[start of MATERIAL FOR THIS TASK]
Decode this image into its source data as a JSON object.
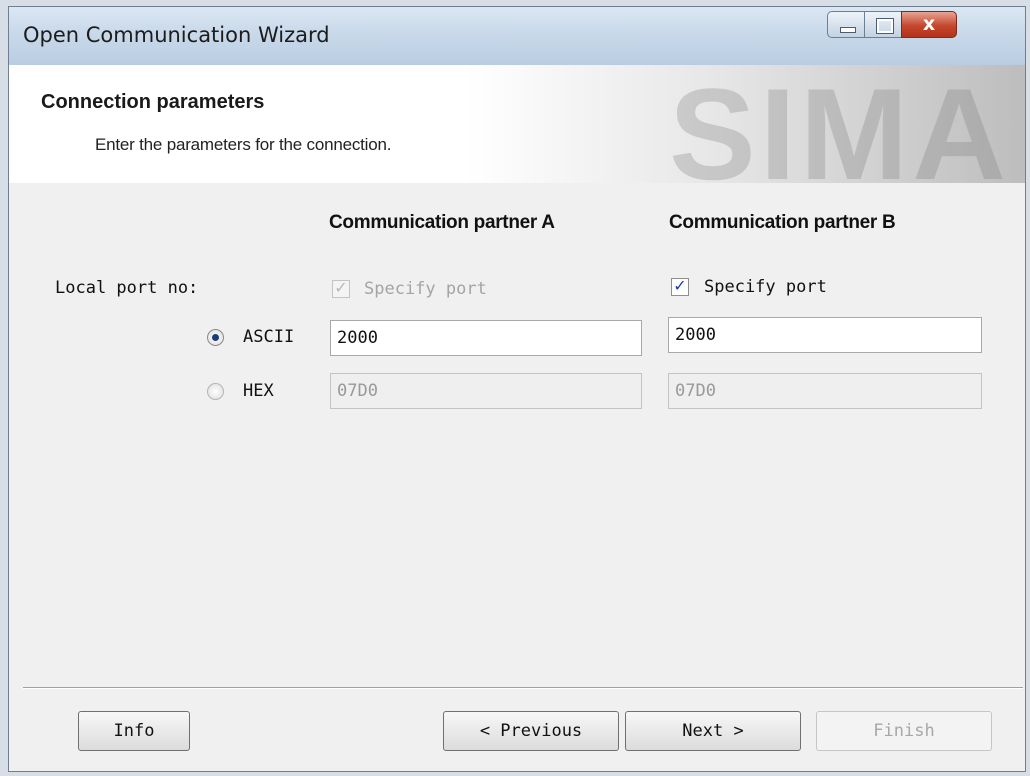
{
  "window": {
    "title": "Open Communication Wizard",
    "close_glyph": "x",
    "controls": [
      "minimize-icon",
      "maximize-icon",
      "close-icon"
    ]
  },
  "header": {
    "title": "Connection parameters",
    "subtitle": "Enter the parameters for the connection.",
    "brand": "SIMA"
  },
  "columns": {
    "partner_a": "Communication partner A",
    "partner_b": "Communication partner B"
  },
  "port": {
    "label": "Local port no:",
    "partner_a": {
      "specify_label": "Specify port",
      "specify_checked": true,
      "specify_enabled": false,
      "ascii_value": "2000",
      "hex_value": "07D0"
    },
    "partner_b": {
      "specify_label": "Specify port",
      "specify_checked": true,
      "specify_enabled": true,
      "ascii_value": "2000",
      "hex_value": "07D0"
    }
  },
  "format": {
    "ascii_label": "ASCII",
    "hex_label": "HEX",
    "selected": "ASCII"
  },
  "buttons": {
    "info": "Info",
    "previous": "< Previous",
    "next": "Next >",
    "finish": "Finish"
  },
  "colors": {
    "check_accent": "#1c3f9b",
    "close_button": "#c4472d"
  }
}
[end of MATERIAL FOR THIS TASK]
WHAT TO WORK ON -
Transcribe all of the records above character for character. Exclude the pictures.

ANSWER TO THE TASK -
Decode this image into its source data as a JSON object.
{
  "window": {
    "title": "Open Communication Wizard",
    "close_glyph": "x",
    "controls": [
      "minimize-icon",
      "maximize-icon",
      "close-icon"
    ]
  },
  "header": {
    "title": "Connection parameters",
    "subtitle": "Enter the parameters for the connection.",
    "brand": "SIMA"
  },
  "columns": {
    "partner_a": "Communication partner A",
    "partner_b": "Communication partner B"
  },
  "port": {
    "label": "Local port no:",
    "partner_a": {
      "specify_label": "Specify port",
      "specify_checked": true,
      "specify_enabled": false,
      "ascii_value": "2000",
      "hex_value": "07D0"
    },
    "partner_b": {
      "specify_label": "Specify port",
      "specify_checked": true,
      "specify_enabled": true,
      "ascii_value": "2000",
      "hex_value": "07D0"
    }
  },
  "format": {
    "ascii_label": "ASCII",
    "hex_label": "HEX",
    "selected": "ASCII"
  },
  "buttons": {
    "info": "Info",
    "previous": "< Previous",
    "next": "Next >",
    "finish": "Finish"
  },
  "colors": {
    "check_accent": "#1c3f9b",
    "close_button": "#c4472d"
  }
}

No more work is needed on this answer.